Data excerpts
********************

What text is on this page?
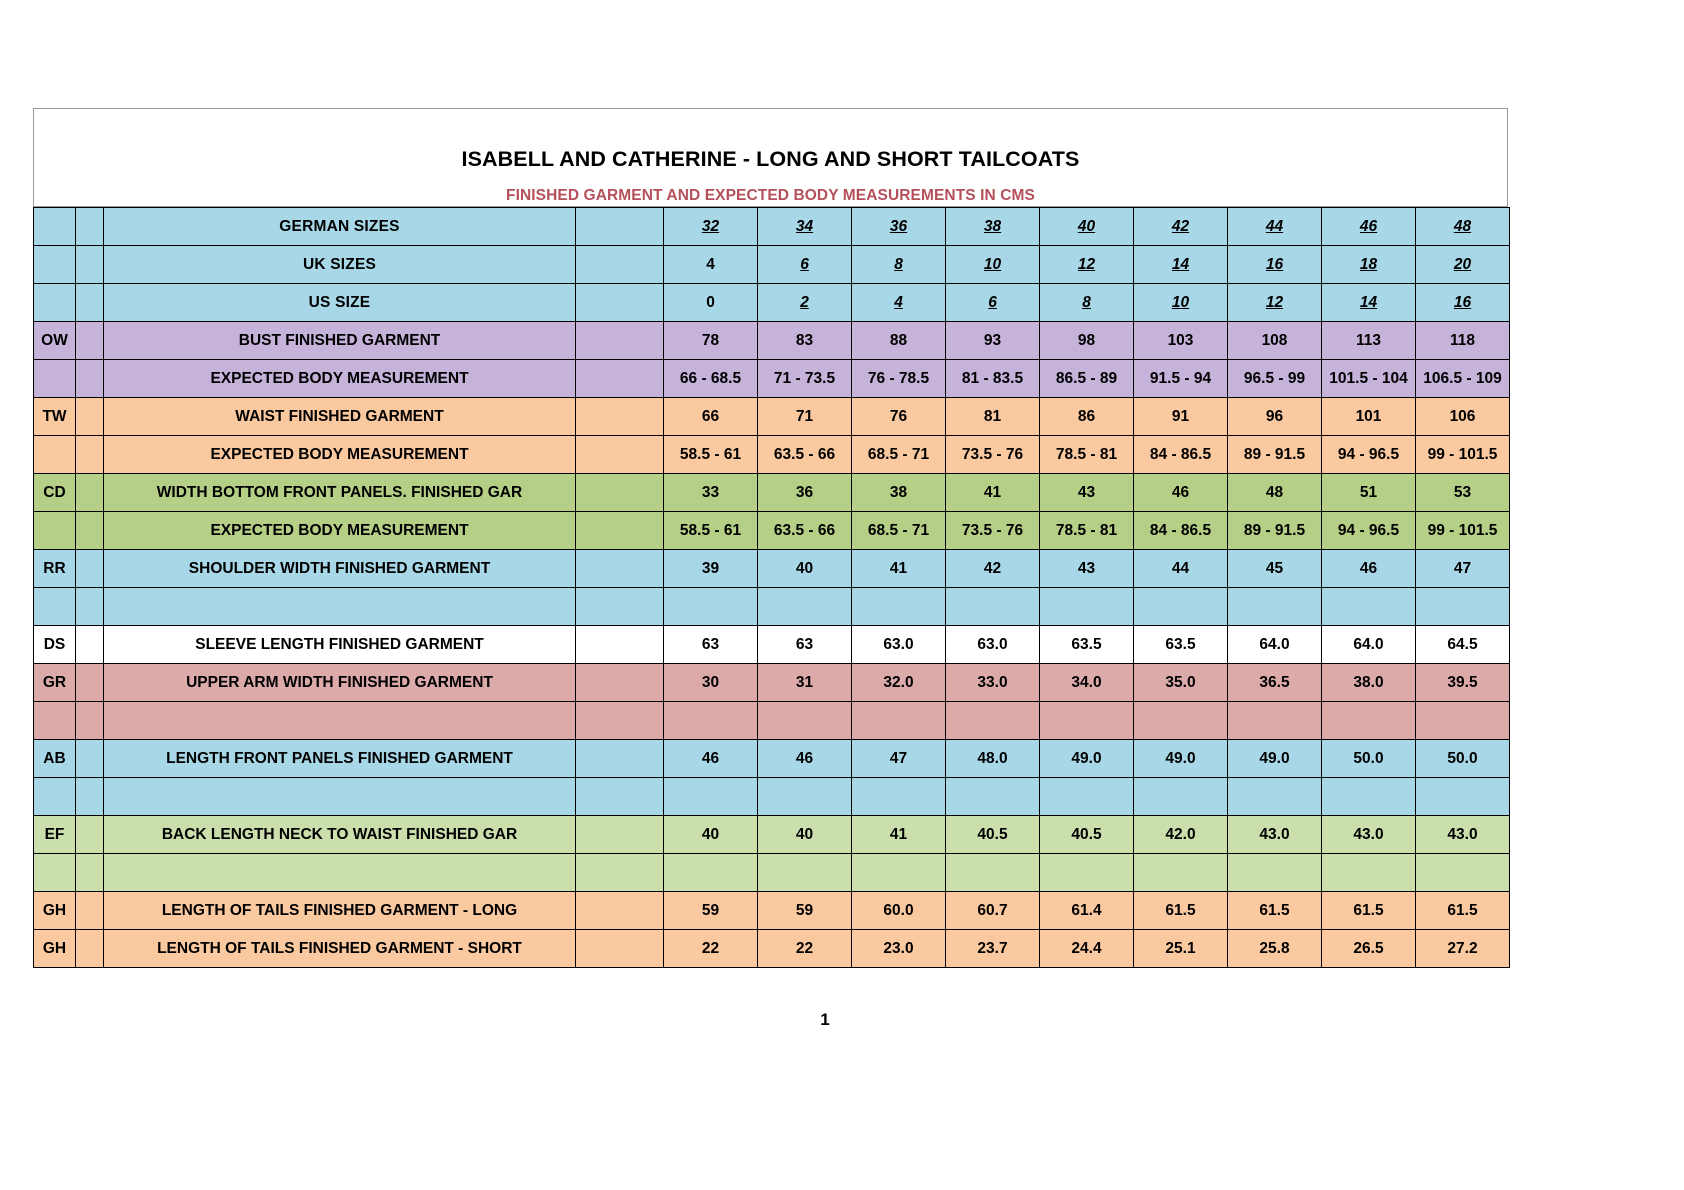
ISABELL AND CATHERINE - LONG AND SHORT TAILCOATS
FINISHED GARMENT AND EXPECTED BODY MEASUREMENTS IN CMS
		GERMAN SIZES		32	34	36	38	40	42	44	46	48
		UK SIZES		4	6	8	10	12	14	16	18	20
		US SIZE		0	2	4	6	8	10	12	14	16
OW		BUST FINISHED GARMENT		78	83	88	93	98	103	108	113	118
		EXPECTED BODY MEASUREMENT		66 - 68.5	71 - 73.5	76 - 78.5	81 - 83.5	86.5 - 89	91.5 - 94	96.5 - 99	101.5 - 104	106.5 - 109
TW		WAIST FINISHED GARMENT		66	71	76	81	86	91	96	101	106
		EXPECTED BODY MEASUREMENT		58.5 - 61	63.5 - 66	68.5 - 71	73.5 - 76	78.5 - 81	84 - 86.5	89 - 91.5	94 - 96.5	99 - 101.5
CD		WIDTH BOTTOM FRONT PANELS. FINISHED GAR		33	36	38	41	43	46	48	51	53
		EXPECTED BODY MEASUREMENT		58.5 - 61	63.5 - 66	68.5 - 71	73.5 - 76	78.5 - 81	84 - 86.5	89 - 91.5	94 - 96.5	99 - 101.5
RR		SHOULDER WIDTH FINISHED GARMENT		39	40	41	42	43	44	45	46	47

DS		SLEEVE LENGTH FINISHED GARMENT		63	63	63.0	63.0	63.5	63.5	64.0	64.0	64.5
GR		UPPER ARM WIDTH FINISHED GARMENT		30	31	32.0	33.0	34.0	35.0	36.5	38.0	39.5

AB		LENGTH FRONT PANELS FINISHED GARMENT		46	46	47	48.0	49.0	49.0	49.0	50.0	50.0

EF		BACK LENGTH NECK TO WAIST FINISHED GAR		40	40	41	40.5	40.5	42.0	43.0	43.0	43.0

GH		LENGTH OF TAILS FINISHED GARMENT - LONG		59	59	60.0	60.7	61.4	61.5	61.5	61.5	61.5
GH		LENGTH OF TAILS FINISHED GARMENT - SHORT		22	22	23.0	23.7	24.4	25.1	25.8	26.5	27.2
1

********************

## [Problem requirements]
Using the data above, write out every line exactly, leaving the images behind.

## [Answer to the problem]
What text is on this page?
ISABELL AND CATHERINE - LONG AND SHORT TAILCOATS
FINISHED GARMENT AND EXPECTED BODY MEASUREMENTS IN CMS
		GERMAN SIZES		32	34	36	38	40	42	44	46	48
		UK SIZES		4	6	8	10	12	14	16	18	20
		US SIZE		0	2	4	6	8	10	12	14	16
OW		BUST FINISHED GARMENT		78	83	88	93	98	103	108	113	118
		EXPECTED BODY MEASUREMENT		66 - 68.5	71 - 73.5	76 - 78.5	81 - 83.5	86.5 - 89	91.5 - 94	96.5 - 99	101.5 - 104	106.5 - 109
TW		WAIST FINISHED GARMENT		66	71	76	81	86	91	96	101	106
		EXPECTED BODY MEASUREMENT		58.5 - 61	63.5 - 66	68.5 - 71	73.5 - 76	78.5 - 81	84 - 86.5	89 - 91.5	94 - 96.5	99 - 101.5
CD		WIDTH BOTTOM FRONT PANELS. FINISHED GAR		33	36	38	41	43	46	48	51	53
		EXPECTED BODY MEASUREMENT		58.5 - 61	63.5 - 66	68.5 - 71	73.5 - 76	78.5 - 81	84 - 86.5	89 - 91.5	94 - 96.5	99 - 101.5
RR		SHOULDER WIDTH FINISHED GARMENT		39	40	41	42	43	44	45	46	47

DS		SLEEVE LENGTH FINISHED GARMENT		63	63	63.0	63.0	63.5	63.5	64.0	64.0	64.5
GR		UPPER ARM WIDTH FINISHED GARMENT		30	31	32.0	33.0	34.0	35.0	36.5	38.0	39.5

AB		LENGTH FRONT PANELS FINISHED GARMENT		46	46	47	48.0	49.0	49.0	49.0	50.0	50.0

EF		BACK LENGTH NECK TO WAIST FINISHED GAR		40	40	41	40.5	40.5	42.0	43.0	43.0	43.0

GH		LENGTH OF TAILS FINISHED GARMENT - LONG		59	59	60.0	60.7	61.4	61.5	61.5	61.5	61.5
GH		LENGTH OF TAILS FINISHED GARMENT - SHORT		22	22	23.0	23.7	24.4	25.1	25.8	26.5	27.2
1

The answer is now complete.